EXTRACTED INFORMATION>
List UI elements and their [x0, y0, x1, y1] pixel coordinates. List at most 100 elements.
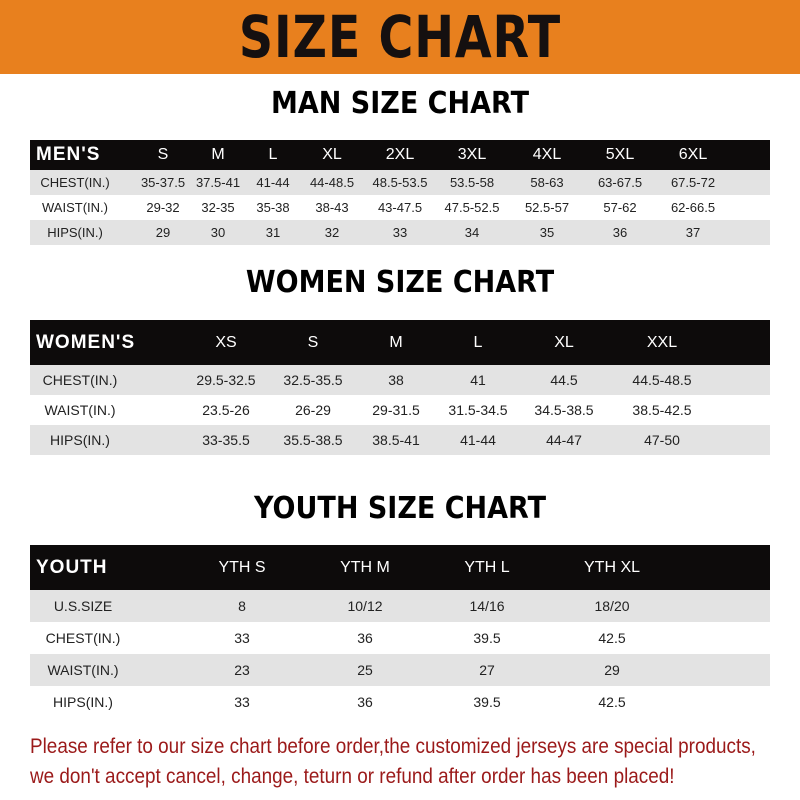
notice-line: we don't accept cancel, change, teturn o… — [30, 765, 675, 788]
table-category-label: YOUTH — [36, 557, 108, 578]
measurement-value: 42.5 — [598, 630, 626, 646]
measurement-value: 47-50 — [644, 432, 680, 448]
size-column-header: M — [389, 334, 403, 351]
measurement-label: HIPS(IN.) — [53, 694, 113, 710]
size-column-header: XL — [554, 334, 574, 351]
measurement-value: 38.5-42.5 — [632, 402, 692, 418]
measurement-value: 47.5-52.5 — [444, 200, 500, 215]
size-column-header: 6XL — [678, 146, 708, 163]
table-row: CHEST(IN.) 33 36 39.5 42.5 — [30, 622, 770, 654]
table-row: WAIST(IN.) 23.5-26 26-29 29-31.5 31.5-34.5 34… — [30, 395, 770, 425]
measurement-value: 27 — [479, 662, 495, 678]
measurement-value: 31.5-34.5 — [448, 402, 508, 418]
table-row: CHEST(IN.) 35-37.5 37.5-41 41-44 44-48.5 48.5… — [30, 170, 770, 195]
size-column-header: S — [157, 146, 169, 163]
table-category-label: WOMEN'S — [36, 332, 136, 353]
measurement-value: 63-67.5 — [597, 175, 643, 190]
measurement-label: CHEST(IN.) — [40, 175, 110, 190]
measurement-value: 34 — [464, 225, 480, 240]
measurement-value: 33 — [234, 630, 250, 646]
measurement-label: CHEST(IN.) — [45, 630, 121, 646]
measurement-label: HIPS(IN.) — [50, 432, 110, 448]
measurement-value: 44-48.5 — [309, 175, 355, 190]
measurement-value: 41 — [470, 372, 486, 388]
size-column-header: 3XL — [457, 146, 487, 163]
size-column-header: XXL — [646, 334, 678, 351]
table-row: CHEST(IN.) 29.5-32.5 32.5-35.5 38 41 44.5 44.5… — [30, 365, 770, 395]
measurement-value: 34.5-38.5 — [534, 402, 594, 418]
measurement-value: 33-35.5 — [202, 432, 250, 448]
measurement-value: 26-29 — [295, 402, 331, 418]
measurement-value: 25 — [357, 662, 373, 678]
measurement-value: 38.5-41 — [372, 432, 420, 448]
measurement-value: 29 — [604, 662, 620, 678]
measurement-label: CHEST(IN.) — [42, 372, 118, 388]
table-row: U.S.SIZE 8 10/12 14/16 18/20 — [30, 590, 770, 622]
measurement-value: 18/20 — [594, 598, 630, 614]
measurement-label: U.S.SIZE — [53, 598, 113, 614]
table-row: WAIST(IN.) 29-32 32-35 35-38 38-43 43-47.5 47.… — [30, 195, 770, 220]
measurement-value: 32-35 — [201, 200, 235, 215]
measurement-value: 38-43 — [315, 200, 349, 215]
measurement-value: 53.5-58 — [449, 175, 495, 190]
men-section-title: MAN SIZE CHART — [271, 86, 529, 121]
measurement-value: 42.5 — [598, 694, 626, 710]
table-row: HIPS(IN.) 33-35.5 35.5-38.5 38.5-41 41-44 44-… — [30, 425, 770, 455]
measurement-value: 36 — [357, 630, 373, 646]
measurement-value: 37.5-41 — [195, 175, 241, 190]
measurement-label: WAIST(IN.) — [44, 402, 116, 418]
measurement-value: 44-47 — [546, 432, 582, 448]
youth-size-table: YOUTH YTH S YTH M YTH L YTH XL U.S.SIZE 8 10/12… — [30, 545, 770, 718]
table-row: HIPS(IN.) 29 30 31 32 33 34 35 36 37 — [30, 220, 770, 245]
measurement-label: HIPS(IN.) — [47, 225, 103, 240]
measurement-value: 36 — [612, 225, 628, 240]
measurement-value: 29.5-32.5 — [196, 372, 256, 388]
measurement-value: 39.5 — [473, 694, 501, 710]
women-section-title: WOMEN SIZE CHART — [245, 265, 555, 300]
table-header-row: WOMEN'S XS S M L XL XXL — [30, 320, 770, 365]
size-column-header: 4XL — [532, 146, 562, 163]
measurement-value: 35-37.5 — [140, 175, 186, 190]
size-column-header: S — [307, 334, 319, 351]
size-column-header: 5XL — [605, 146, 635, 163]
measurement-value: 52.5-57 — [524, 200, 570, 215]
women-size-table: WOMEN'S XS S M L XL XXL CHEST(IN.) 29.5-32.5 32.5… — [30, 320, 770, 455]
measurement-value: 29-32 — [146, 200, 180, 215]
size-column-header: XL — [322, 146, 342, 163]
main-title: SIZE CHART — [238, 3, 562, 71]
table-header-row: MEN'S S M L XL 2XL 3XL 4XL 5XL 6XL — [30, 140, 770, 170]
measurement-value: 29 — [155, 225, 171, 240]
measurement-value: 41-44 — [460, 432, 496, 448]
size-column-header: L — [473, 334, 483, 351]
measurement-value: 48.5-53.5 — [372, 175, 428, 190]
size-column-header: YTH L — [464, 559, 510, 576]
table-header-row: YOUTH YTH S YTH M YTH L YTH XL — [30, 545, 770, 590]
measurement-value: 29-31.5 — [372, 402, 420, 418]
measurement-value: 23.5-26 — [202, 402, 250, 418]
measurement-value: 33 — [234, 694, 250, 710]
measurement-value: 38 — [388, 372, 404, 388]
size-column-header: YTH M — [340, 559, 390, 576]
measurement-value: 10/12 — [347, 598, 383, 614]
measurement-value: 31 — [265, 225, 281, 240]
table-category-label: MEN'S — [36, 144, 101, 165]
measurement-value: 30 — [210, 225, 226, 240]
measurement-value: 32 — [324, 225, 340, 240]
men-size-table: MEN'S S M L XL 2XL 3XL 4XL 5XL 6XL CHEST(IN.) 35-37… — [30, 140, 770, 245]
measurement-value: 43-47.5 — [377, 200, 423, 215]
size-column-header: 2XL — [385, 146, 415, 163]
size-column-header: XS — [215, 334, 237, 351]
measurement-value: 36 — [357, 694, 373, 710]
measurement-value: 44.5 — [550, 372, 578, 388]
notice-line: Please refer to our size chart before or… — [30, 735, 756, 758]
measurement-value: 62-66.5 — [670, 200, 716, 215]
measurement-value: 39.5 — [473, 630, 501, 646]
size-column-header: M — [211, 146, 225, 163]
youth-section-title: YOUTH SIZE CHART — [253, 491, 547, 526]
measurement-value: 35.5-38.5 — [283, 432, 343, 448]
measurement-value: 23 — [234, 662, 250, 678]
measurement-value: 35-38 — [256, 200, 290, 215]
measurement-label: WAIST(IN.) — [42, 200, 108, 215]
measurement-value: 44.5-48.5 — [632, 372, 692, 388]
size-column-header: YTH XL — [583, 559, 641, 576]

OBJECTIVE> Copy out the items above with each "size-column-header" swapped for "size-header" and nothing else changed, leaving out the pictures.

OUTPUT OF THE EXERCISE>
List UI elements and their [x0, y0, x1, y1] pixel coordinates. List at most 100 elements.
notice-line: we don't accept cancel, change, teturn o… — [30, 765, 675, 788]
table-category-label: YOUTH — [36, 557, 108, 578]
measurement-value: 42.5 — [598, 630, 626, 646]
measurement-value: 47-50 — [644, 432, 680, 448]
size-header: M — [389, 334, 403, 351]
measurement-label: HIPS(IN.) — [53, 694, 113, 710]
size-header: XL — [554, 334, 574, 351]
measurement-value: 38.5-42.5 — [632, 402, 692, 418]
measurement-value: 47.5-52.5 — [444, 200, 500, 215]
size-header: 6XL — [678, 146, 708, 163]
table-row: CHEST(IN.) 33 36 39.5 42.5 — [30, 622, 770, 654]
table-row: WAIST(IN.) 23.5-26 26-29 29-31.5 31.5-34.5 34… — [30, 395, 770, 425]
measurement-value: 27 — [479, 662, 495, 678]
measurement-value: 31.5-34.5 — [448, 402, 508, 418]
table-row: CHEST(IN.) 35-37.5 37.5-41 41-44 44-48.5 48.5… — [30, 170, 770, 195]
size-header: S — [157, 146, 169, 163]
table-category-label: WOMEN'S — [36, 332, 136, 353]
measurement-value: 63-67.5 — [597, 175, 643, 190]
measurement-label: CHEST(IN.) — [40, 175, 110, 190]
measurement-value: 34 — [464, 225, 480, 240]
measurement-value: 33 — [234, 630, 250, 646]
measurement-label: CHEST(IN.) — [45, 630, 121, 646]
measurement-label: HIPS(IN.) — [50, 432, 110, 448]
measurement-value: 44-48.5 — [309, 175, 355, 190]
measurement-value: 41 — [470, 372, 486, 388]
size-header: 3XL — [457, 146, 487, 163]
size-header: XXL — [646, 334, 678, 351]
table-row: CHEST(IN.) 29.5-32.5 32.5-35.5 38 41 44.5 44.5… — [30, 365, 770, 395]
measurement-value: 34.5-38.5 — [534, 402, 594, 418]
measurement-value: 33-35.5 — [202, 432, 250, 448]
measurement-value: 26-29 — [295, 402, 331, 418]
measurement-value: 25 — [357, 662, 373, 678]
measurement-value: 38.5-41 — [372, 432, 420, 448]
measurement-value: 29 — [604, 662, 620, 678]
measurement-label: CHEST(IN.) — [42, 372, 118, 388]
table-row: U.S.SIZE 8 10/12 14/16 18/20 — [30, 590, 770, 622]
measurement-value: 18/20 — [594, 598, 630, 614]
measurement-label: U.S.SIZE — [53, 598, 113, 614]
table-row: WAIST(IN.) 29-32 32-35 35-38 38-43 43-47.5 47.… — [30, 195, 770, 220]
measurement-value: 32-35 — [201, 200, 235, 215]
measurement-value: 38-43 — [315, 200, 349, 215]
measurement-value: 53.5-58 — [449, 175, 495, 190]
men-section-title: MAN SIZE CHART — [271, 86, 529, 121]
measurement-value: 42.5 — [598, 694, 626, 710]
table-row: HIPS(IN.) 33-35.5 35.5-38.5 38.5-41 41-44 44-… — [30, 425, 770, 455]
measurement-value: 36 — [357, 630, 373, 646]
measurement-value: 37.5-41 — [195, 175, 241, 190]
measurement-label: WAIST(IN.) — [44, 402, 116, 418]
measurement-value: 44-47 — [546, 432, 582, 448]
youth-size-table: YOUTH YTH S YTH M YTH L YTH XL U.S.SIZE 8 10/12… — [30, 545, 770, 718]
table-row: HIPS(IN.) 29 30 31 32 33 34 35 36 37 — [30, 220, 770, 245]
measurement-label: HIPS(IN.) — [47, 225, 103, 240]
measurement-value: 36 — [612, 225, 628, 240]
measurement-value: 29.5-32.5 — [196, 372, 256, 388]
measurement-value: 39.5 — [473, 694, 501, 710]
women-section-title: WOMEN SIZE CHART — [245, 265, 555, 300]
table-header-row: WOMEN'S XS S M L XL XXL — [30, 320, 770, 365]
size-header: 4XL — [532, 146, 562, 163]
measurement-value: 35-37.5 — [140, 175, 186, 190]
size-header: S — [307, 334, 319, 351]
size-header: 5XL — [605, 146, 635, 163]
measurement-value: 52.5-57 — [524, 200, 570, 215]
women-size-table: WOMEN'S XS S M L XL XXL CHEST(IN.) 29.5-32.5 32.5… — [30, 320, 770, 455]
measurement-value: 29-32 — [146, 200, 180, 215]
size-header: XL — [322, 146, 342, 163]
main-title: SIZE CHART — [238, 3, 562, 71]
table-header-row: MEN'S S M L XL 2XL 3XL 4XL 5XL 6XL — [30, 140, 770, 170]
measurement-value: 29 — [155, 225, 171, 240]
measurement-value: 41-44 — [460, 432, 496, 448]
size-header: L — [473, 334, 483, 351]
measurement-value: 48.5-53.5 — [372, 175, 428, 190]
size-header: YTH L — [464, 559, 510, 576]
table-header-row: YOUTH YTH S YTH M YTH L YTH XL — [30, 545, 770, 590]
measurement-value: 29-31.5 — [372, 402, 420, 418]
measurement-value: 23.5-26 — [202, 402, 250, 418]
measurement-value: 33 — [234, 694, 250, 710]
measurement-value: 38 — [388, 372, 404, 388]
size-header: YTH M — [340, 559, 390, 576]
measurement-value: 10/12 — [347, 598, 383, 614]
measurement-value: 31 — [265, 225, 281, 240]
table-category-label: MEN'S — [36, 144, 101, 165]
measurement-value: 30 — [210, 225, 226, 240]
measurement-value: 32 — [324, 225, 340, 240]
men-size-table: MEN'S S M L XL 2XL 3XL 4XL 5XL 6XL CHEST(IN.) 35-37… — [30, 140, 770, 245]
measurement-value: 43-47.5 — [377, 200, 423, 215]
size-header: 2XL — [385, 146, 415, 163]
size-header: XS — [215, 334, 237, 351]
measurement-value: 36 — [357, 694, 373, 710]
measurement-value: 44.5 — [550, 372, 578, 388]
notice-line: Please refer to our size chart before or… — [30, 735, 756, 758]
measurement-value: 62-66.5 — [670, 200, 716, 215]
measurement-value: 39.5 — [473, 630, 501, 646]
size-header: M — [211, 146, 225, 163]
youth-section-title: YOUTH SIZE CHART — [253, 491, 547, 526]
measurement-value: 35.5-38.5 — [283, 432, 343, 448]
measurement-value: 23 — [234, 662, 250, 678]
measurement-value: 35-38 — [256, 200, 290, 215]
measurement-label: WAIST(IN.) — [42, 200, 108, 215]
measurement-value: 44.5-48.5 — [632, 372, 692, 388]
size-header: YTH XL — [583, 559, 641, 576]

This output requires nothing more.